Request =>
Write out the records beneath this line exactly as they appear, minus any images.
BEGIN Information shown
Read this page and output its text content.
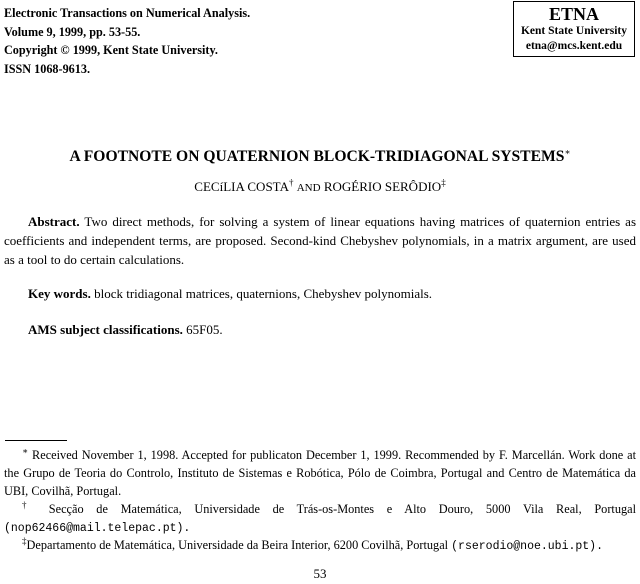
Electronic Transactions on Numerical Analysis.
Volume 9, 1999, pp. 53-55.
Copyright © 1999, Kent State University.
ISSN 1068-9613.
ETNA
Kent State University
etna@mcs.kent.edu
A FOOTNOTE ON QUATERNION BLOCK-TRIDIAGONAL SYSTEMS∗
CECíLIA COSTA† AND ROGÉRIO SERÔDIO‡
Abstract. Two direct methods, for solving a system of linear equations having matrices of quaternion entries as coefficients and independent terms, are proposed. Second-kind Chebyshev polynomials, in a matrix argument, are used as a tool to do certain calculations.
Key words. block tridiagonal matrices, quaternions, Chebyshev polynomials.
AMS subject classifications. 65F05.
∗ Received November 1, 1998. Accepted for publicaton December 1, 1999. Recommended by F. Marcellán. Work done at the Grupo de Teoria do Controlo, Instituto de Sistemas e Robótica, Pólo de Coimbra, Portugal and Centro de Matemática da UBI, Covilhã, Portugal.
† Secção de Matemática, Universidade de Trás-os-Montes e Alto Douro, 5000 Vila Real, Portugal (nop62466@mail.telepac.pt).
‡Departamento de Matemática, Universidade da Beira Interior, 6200 Covilhã, Portugal (rserodio@noe.ubi.pt).
53
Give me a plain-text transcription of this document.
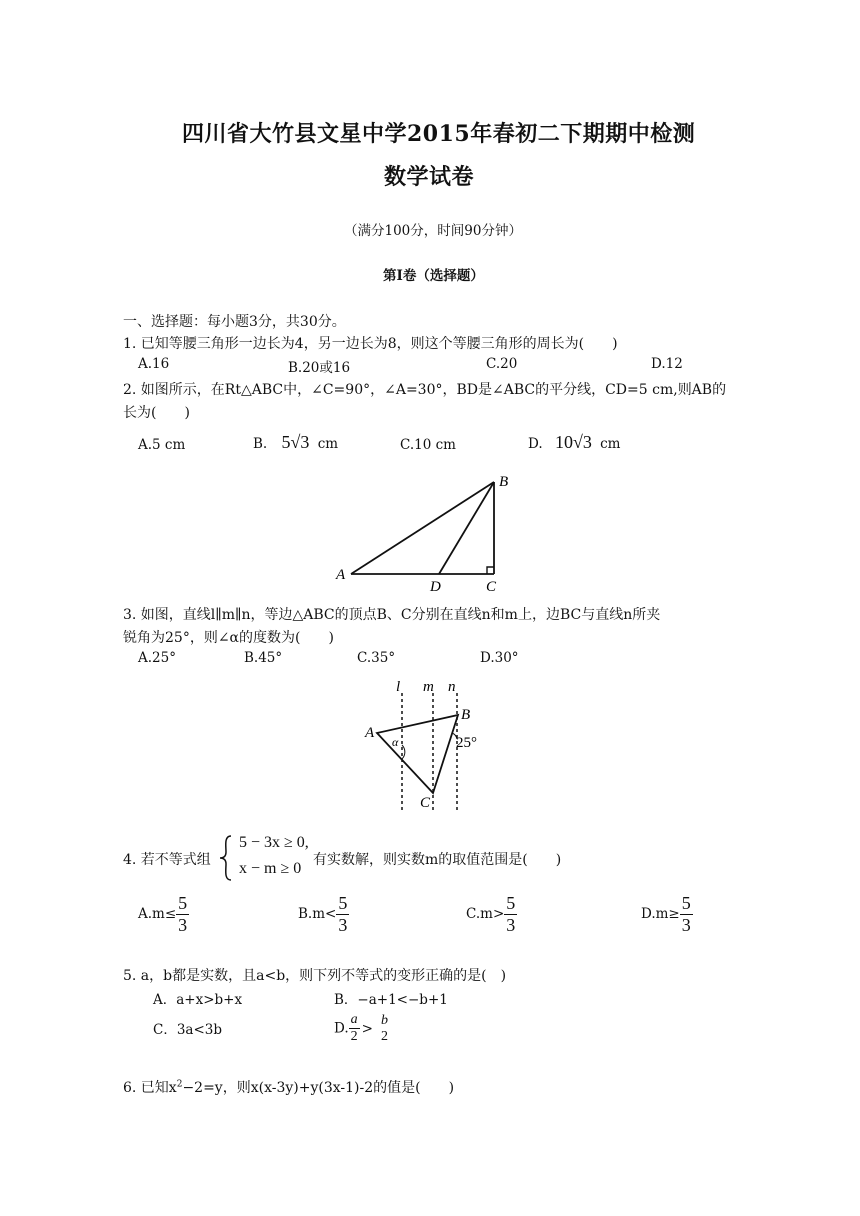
四川省大竹县文星中学2015年春初二下期期中检测
数学试卷
（满分100分，时间90分钟）
第Ⅰ卷（选择题）
一、选择题：每小题3分，共30分。
1. 已知等腰三角形一边长为4，另一边长为8，则这个等腰三角形的周长为(　　)
A.16	B.20或16	C.20	D.12
2. 如图所示，在Rt△ABC中，∠C=90°，∠A=30°，BD是∠ABC的平分线，CD=5 cm,则AB的
长为(　　)
A.5 cm	B. 5√3 cm	C.10 cm	D. 10√3 cm
A
B
C
D
3. 如图，直线l∥m∥n，等边△ABC的顶点B、C分别在直线n和m上，边BC与直线n所夹
锐角为25°，则∠α的度数为(　　)
A.25°	B.45°	C.35°	D.30°
l m n
A
B
C
α	25°
4. 若不等式组
5 − 3x ≥ 0,
x − m ≥ 0 有实数解，则实数m的取值范围是(　　)
$A.m\le \frac{5}{3}$	$B.m< \frac{5}{3}$	$C.m> \frac{5}{3}$	$D.m\ge \frac{5}{3}$
5. a，b都是实数，且a<b，则下列不等式的变形正确的是(　)
A．a+x>b+x	B．−a+1<−b+1
C．3a<3b	D. $\frac{a}{2}$ >
b
2
6. 已知$x^2-2=y$，则x(x-3y)+y(3x-1)-2的值是(　　)
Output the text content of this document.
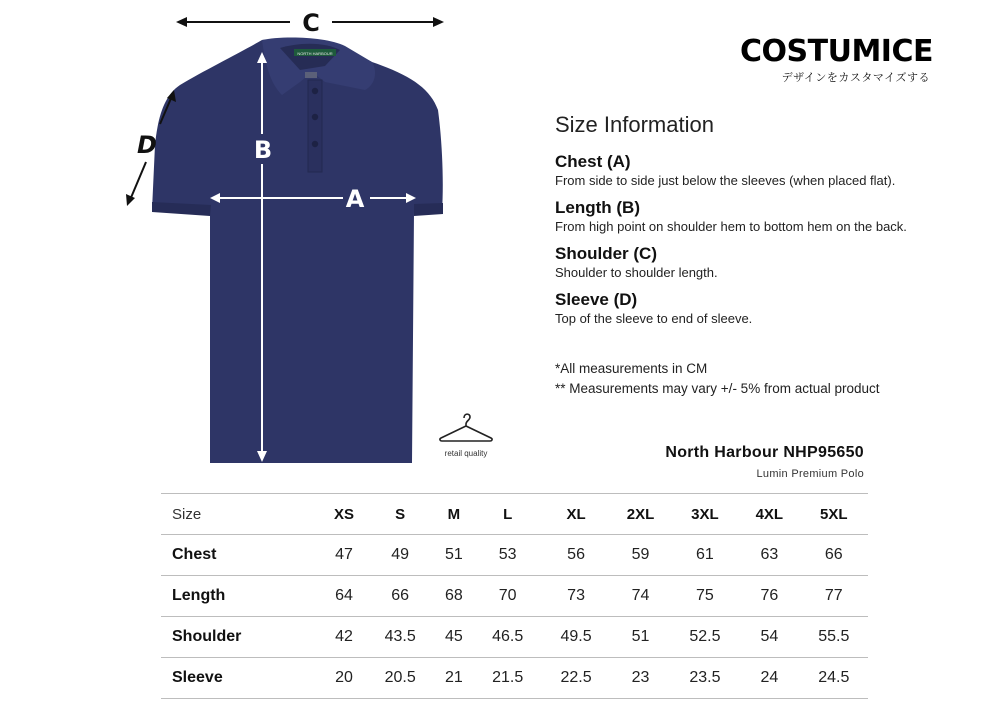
NORTH HARBOUR
A
B
C
D
COSTUMICE
デザインをカスタマイズする
Size Information
Chest (A)
From side to side just below the sleeves (when placed flat).
Length (B)
From high point on shoulder hem to bottom hem on the back.
Shoulder (C)
Shoulder to shoulder length.
Sleeve (D)
Top of the sleeve to end of sleeve.
*All measurements in CM
** Measurements may vary +/- 5% from actual product
retail quality	North Harbour NHP95650
Lumin Premium Polo
Size	XS	S	M	L	XL	2XL	3XL	4XL	5XL
Chest	47	49	51	53	56	59	61	63	66
Length	64	66	68	70	73	74	75	76	77
Shoulder	42	43.5	45	46.5	49.5	51	52.5	54	55.5
Sleeve	20	20.5	21	21.5	22.5	23	23.5	24	24.5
END Information shown
Expected answer =>
Read this page and output its text content.
Electronic Transactions on Numerical Analysis.
Volume 9, 1999, pp. 53-55.
Copyright © 1999, Kent State University.
ISSN 1068-9613.
ETNA
Kent State University
etna@mcs.kent.edu
A FOOTNOTE ON QUATERNION BLOCK-TRIDIAGONAL SYSTEMS∗
CECíLIA COSTA† AND ROGÉRIO SERÔDIO‡
Abstract. Two direct methods, for solving a system of linear equations having matrices of quaternion entries as coefficients and independent terms, are proposed. Second-kind Chebyshev polynomials, in a matrix argument, are used as a tool to do certain calculations.
Key words. block tridiagonal matrices, quaternions, Chebyshev polynomials.
AMS subject classifications. 65F05.
∗ Received November 1, 1998. Accepted for publicaton December 1, 1999. Recommended by F. Marcellán. Work done at the Grupo de Teoria do Controlo, Instituto de Sistemas e Robótica, Pólo de Coimbra, Portugal and Centro de Matemática da UBI, Covilhã, Portugal.
† Secção de Matemática, Universidade de Trás-os-Montes e Alto Douro, 5000 Vila Real, Portugal (nop62466@mail.telepac.pt).
‡Departamento de Matemática, Universidade da Beira Interior, 6200 Covilhã, Portugal (rserodio@noe.ubi.pt).
53
Give me a plain-text transcription of this document.
四川省大竹县文星中学2015年春初二下期期中检测
数学试卷
（满分100分，时间90分钟）
第Ⅰ卷（选择题）
一、选择题：每小题3分，共30分。
1. 已知等腰三角形一边长为4，另一边长为8，则这个等腰三角形的周长为(　　)
A.16	B.20或16	C.20	D.12
2. 如图所示，在Rt△ABC中，∠C=90°，∠A=30°，BD是∠ABC的平分线，CD=5 cm,则AB的
长为(　　)
A.5 cm	B. 5√3 cm	C.10 cm	D. 10√3 cm
A
B
C
D
3. 如图，直线l∥m∥n，等边△ABC的顶点B、C分别在直线n和m上，边BC与直线n所夹
锐角为25°，则∠α的度数为(　　)
A.25°	B.45°	C.35°	D.30°
l m n
A
B
C
α	25°
4. 若不等式组
5 − 3x ≥ 0,
x − m ≥ 0 有实数解，则实数m的取值范围是(　　)
$A.m\le \frac{5}{3}$	$B.m< \frac{5}{3}$	$C.m> \frac{5}{3}$	$D.m\ge \frac{5}{3}$
5. a，b都是实数，且a<b，则下列不等式的变形正确的是(　)
A．a+x>b+x	B．−a+1<−b+1
C．3a<3b	D. $\frac{a}{2}$ >
b
2
6. 已知$x^2-2=y$，则x(x-3y)+y(3x-1)-2的值是(　　)
Output the text content of this document.
NORTH HARBOUR
A
B
C
D
COSTUMICE
デザインをカスタマイズする
Size Information
Chest (A)
From side to side just below the sleeves (when placed flat).
Length (B)
From high point on shoulder hem to bottom hem on the back.
Shoulder (C)
Shoulder to shoulder length.
Sleeve (D)
Top of the sleeve to end of sleeve.
*All measurements in CM
** Measurements may vary +/- 5% from actual product
retail quality	North Harbour NHP95650
Lumin Premium Polo
Size	XS	S	M	L	XL	2XL	3XL	4XL	5XL
Chest	47	49	51	53	56	59	61	63	66
Length	64	66	68	70	73	74	75	76	77
Shoulder	42	43.5	45	46.5	49.5	51	52.5	54	55.5
Sleeve	20	20.5	21	21.5	22.5	23	23.5	24	24.5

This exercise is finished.